> Listed entries:

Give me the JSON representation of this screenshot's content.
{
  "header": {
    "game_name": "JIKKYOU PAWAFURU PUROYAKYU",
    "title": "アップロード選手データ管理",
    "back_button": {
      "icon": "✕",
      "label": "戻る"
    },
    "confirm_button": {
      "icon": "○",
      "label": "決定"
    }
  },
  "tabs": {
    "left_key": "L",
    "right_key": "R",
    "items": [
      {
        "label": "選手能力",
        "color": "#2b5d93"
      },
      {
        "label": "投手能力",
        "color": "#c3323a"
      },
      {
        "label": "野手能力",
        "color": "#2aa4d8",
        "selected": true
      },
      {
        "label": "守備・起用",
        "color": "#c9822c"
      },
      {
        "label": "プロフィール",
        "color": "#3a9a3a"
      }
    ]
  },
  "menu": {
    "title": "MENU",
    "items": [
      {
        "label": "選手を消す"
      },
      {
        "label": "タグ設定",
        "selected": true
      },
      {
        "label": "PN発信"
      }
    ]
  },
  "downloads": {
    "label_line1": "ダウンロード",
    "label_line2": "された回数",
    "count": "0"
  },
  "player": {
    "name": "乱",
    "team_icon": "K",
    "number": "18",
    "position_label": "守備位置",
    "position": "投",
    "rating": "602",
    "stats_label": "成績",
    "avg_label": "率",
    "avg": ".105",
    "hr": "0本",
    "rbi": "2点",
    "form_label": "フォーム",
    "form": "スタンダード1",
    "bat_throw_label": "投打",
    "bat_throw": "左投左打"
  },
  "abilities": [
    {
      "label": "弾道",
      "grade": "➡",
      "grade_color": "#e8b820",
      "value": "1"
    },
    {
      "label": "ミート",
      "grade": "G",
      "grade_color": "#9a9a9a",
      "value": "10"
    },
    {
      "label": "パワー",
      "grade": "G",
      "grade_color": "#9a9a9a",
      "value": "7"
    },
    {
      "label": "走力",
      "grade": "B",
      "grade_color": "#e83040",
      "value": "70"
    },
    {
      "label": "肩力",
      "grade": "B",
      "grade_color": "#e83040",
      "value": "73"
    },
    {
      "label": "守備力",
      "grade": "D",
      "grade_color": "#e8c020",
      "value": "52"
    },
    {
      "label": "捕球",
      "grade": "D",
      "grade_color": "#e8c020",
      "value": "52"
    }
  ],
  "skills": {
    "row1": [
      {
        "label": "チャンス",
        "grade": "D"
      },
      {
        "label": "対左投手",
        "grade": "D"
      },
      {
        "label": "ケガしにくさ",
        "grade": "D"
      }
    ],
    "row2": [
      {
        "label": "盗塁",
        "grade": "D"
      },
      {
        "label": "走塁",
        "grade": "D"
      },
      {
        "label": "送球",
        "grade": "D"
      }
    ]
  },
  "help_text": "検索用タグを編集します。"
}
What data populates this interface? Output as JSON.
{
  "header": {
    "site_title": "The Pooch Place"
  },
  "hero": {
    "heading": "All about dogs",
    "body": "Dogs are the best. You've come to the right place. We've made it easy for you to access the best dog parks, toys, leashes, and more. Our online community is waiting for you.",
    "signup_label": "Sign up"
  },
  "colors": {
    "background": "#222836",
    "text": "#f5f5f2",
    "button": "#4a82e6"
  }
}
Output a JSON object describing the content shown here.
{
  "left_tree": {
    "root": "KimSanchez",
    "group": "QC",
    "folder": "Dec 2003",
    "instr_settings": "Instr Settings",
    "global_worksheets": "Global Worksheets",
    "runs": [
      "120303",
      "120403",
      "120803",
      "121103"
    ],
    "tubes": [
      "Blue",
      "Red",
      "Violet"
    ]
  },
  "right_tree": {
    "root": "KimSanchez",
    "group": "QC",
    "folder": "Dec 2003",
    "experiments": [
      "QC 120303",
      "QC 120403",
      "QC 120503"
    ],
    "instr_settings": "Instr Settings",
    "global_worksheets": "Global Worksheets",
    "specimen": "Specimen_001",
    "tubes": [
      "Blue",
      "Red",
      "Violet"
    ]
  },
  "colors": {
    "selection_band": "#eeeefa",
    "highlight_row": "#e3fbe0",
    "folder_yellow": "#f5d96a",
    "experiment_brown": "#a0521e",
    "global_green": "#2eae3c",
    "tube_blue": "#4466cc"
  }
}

> Your instructions: Starting at the line that contains "Output a JSON", output each remaining line of the listing, the last line included, exactly as it appears.

> Output below:
Output a JSON object describing the content shown here.
{
  "left_tree": {
    "root": "KimSanchez",
    "group": "QC",
    "folder": "Dec 2003",
    "instr_settings": "Instr Settings",
    "global_worksheets": "Global Worksheets",
    "runs": [
      "120303",
      "120403",
      "120803",
      "121103"
    ],
    "tubes": [
      "Blue",
      "Red",
      "Violet"
    ]
  },
  "right_tree": {
    "root": "KimSanchez",
    "group": "QC",
    "folder": "Dec 2003",
    "experiments": [
      "QC 120303",
      "QC 120403",
      "QC 120503"
    ],
    "instr_settings": "Instr Settings",
    "global_worksheets": "Global Worksheets",
    "specimen": "Specimen_001",
    "tubes": [
      "Blue",
      "Red",
      "Violet"
    ]
  },
  "colors": {
    "selection_band": "#eeeefa",
    "highlight_row": "#e3fbe0",
    "folder_yellow": "#f5d96a",
    "experiment_brown": "#a0521e",
    "global_green": "#2eae3c",
    "tube_blue": "#4466cc"
  }
}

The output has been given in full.